* _What is expected_
Answer these questions from the S3 security notes below:
1. What have ACLs now been replaced by?
2. To which principals do the Block Public Access settings apply?
3. What type of policy should be used to directly allow external or anonymous identities?

**** Selected passage ****

This is another form of S3 security. This is now replaced by bucket policies.

- ACL are ways to apply security to object and bucket
- They are inflexible and support only very simple permissions

---

## Block Public Access

Recently S3 have started to block public access to anonymous account by default.

- These settings only applies to anonymous principals
- These settings can be set when you create the bucket or afterwards

Options:

- Block Public Access `(Blocks any public access, no matter what the bucket policy is)`
  - Block public access to buckets and objects granted through _new_ ACL `(Any existing public access granted by existing ACL is allowed. But blocks access granted by new ACL)`
  - Block public access to buckets and objects granted through any access control lists `(Any public access is denied whether enabled before or after block publich access settings were enabled)`
  - Block public access to buckets and objects granted through new public bucket or access point policies `(Any existing public access granted by existing ACL or bucket policies is allowed. But blocks access granted by new ones)`
  - Block public and cross-account access to buckets and objects through any public bucket or access point policies `(Blocks existing and new bucket policies or ACL from granting public access)`

---

## Choosing between Identity policy, Bucket Policy and ACL

- If you are granting or denying permission on lots of different resources across an AWS account, use Identity Policies `(Not every resource supports resource policy. Also, you would need resource policy for every service if using resource policy instead.)`
- If you prefer to manage all the permission in one single place then that has to be through IAM. Identity policy would make sense here. `(You can use resource policies at time but use identity policy all the time)`
- If you are only working with one single account, IAM will be able to manage the policies. `(IAM needs to work with identities that you control in your account.)`

- If you want to directly allow external identies or anonymous identities, the use Resource Policies.

**** Data records ****

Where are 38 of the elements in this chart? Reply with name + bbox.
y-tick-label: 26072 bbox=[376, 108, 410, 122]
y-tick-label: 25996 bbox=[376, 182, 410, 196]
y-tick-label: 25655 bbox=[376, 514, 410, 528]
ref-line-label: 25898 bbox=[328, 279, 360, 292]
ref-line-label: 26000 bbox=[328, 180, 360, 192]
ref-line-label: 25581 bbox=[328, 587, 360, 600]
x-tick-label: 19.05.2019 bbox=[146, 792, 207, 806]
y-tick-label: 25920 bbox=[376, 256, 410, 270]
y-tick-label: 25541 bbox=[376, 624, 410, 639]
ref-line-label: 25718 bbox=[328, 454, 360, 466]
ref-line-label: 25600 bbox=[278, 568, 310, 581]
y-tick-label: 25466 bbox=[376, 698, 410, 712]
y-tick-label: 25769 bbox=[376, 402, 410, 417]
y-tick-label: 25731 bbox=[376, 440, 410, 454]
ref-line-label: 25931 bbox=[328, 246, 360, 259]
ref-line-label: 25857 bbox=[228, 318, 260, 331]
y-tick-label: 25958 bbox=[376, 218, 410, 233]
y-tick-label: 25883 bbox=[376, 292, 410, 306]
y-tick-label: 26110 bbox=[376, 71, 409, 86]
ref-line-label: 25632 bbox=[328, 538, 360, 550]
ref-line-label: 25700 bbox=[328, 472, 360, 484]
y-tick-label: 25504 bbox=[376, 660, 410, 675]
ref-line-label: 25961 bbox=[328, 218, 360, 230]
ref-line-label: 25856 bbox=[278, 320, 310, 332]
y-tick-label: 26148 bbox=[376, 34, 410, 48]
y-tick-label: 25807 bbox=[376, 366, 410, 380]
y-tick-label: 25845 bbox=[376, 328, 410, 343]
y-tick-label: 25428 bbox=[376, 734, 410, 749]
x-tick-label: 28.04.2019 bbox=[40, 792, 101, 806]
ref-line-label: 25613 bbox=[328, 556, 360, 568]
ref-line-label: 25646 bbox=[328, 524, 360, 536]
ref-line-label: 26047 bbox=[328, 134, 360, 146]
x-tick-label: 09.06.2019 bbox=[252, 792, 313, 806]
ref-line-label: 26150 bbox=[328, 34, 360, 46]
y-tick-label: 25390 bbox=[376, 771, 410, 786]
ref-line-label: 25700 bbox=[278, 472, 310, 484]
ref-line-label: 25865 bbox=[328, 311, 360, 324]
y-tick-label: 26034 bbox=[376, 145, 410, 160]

****

* _Task result_
1. Bucket policies.
2. Only anonymous principals.
3. Resource policies.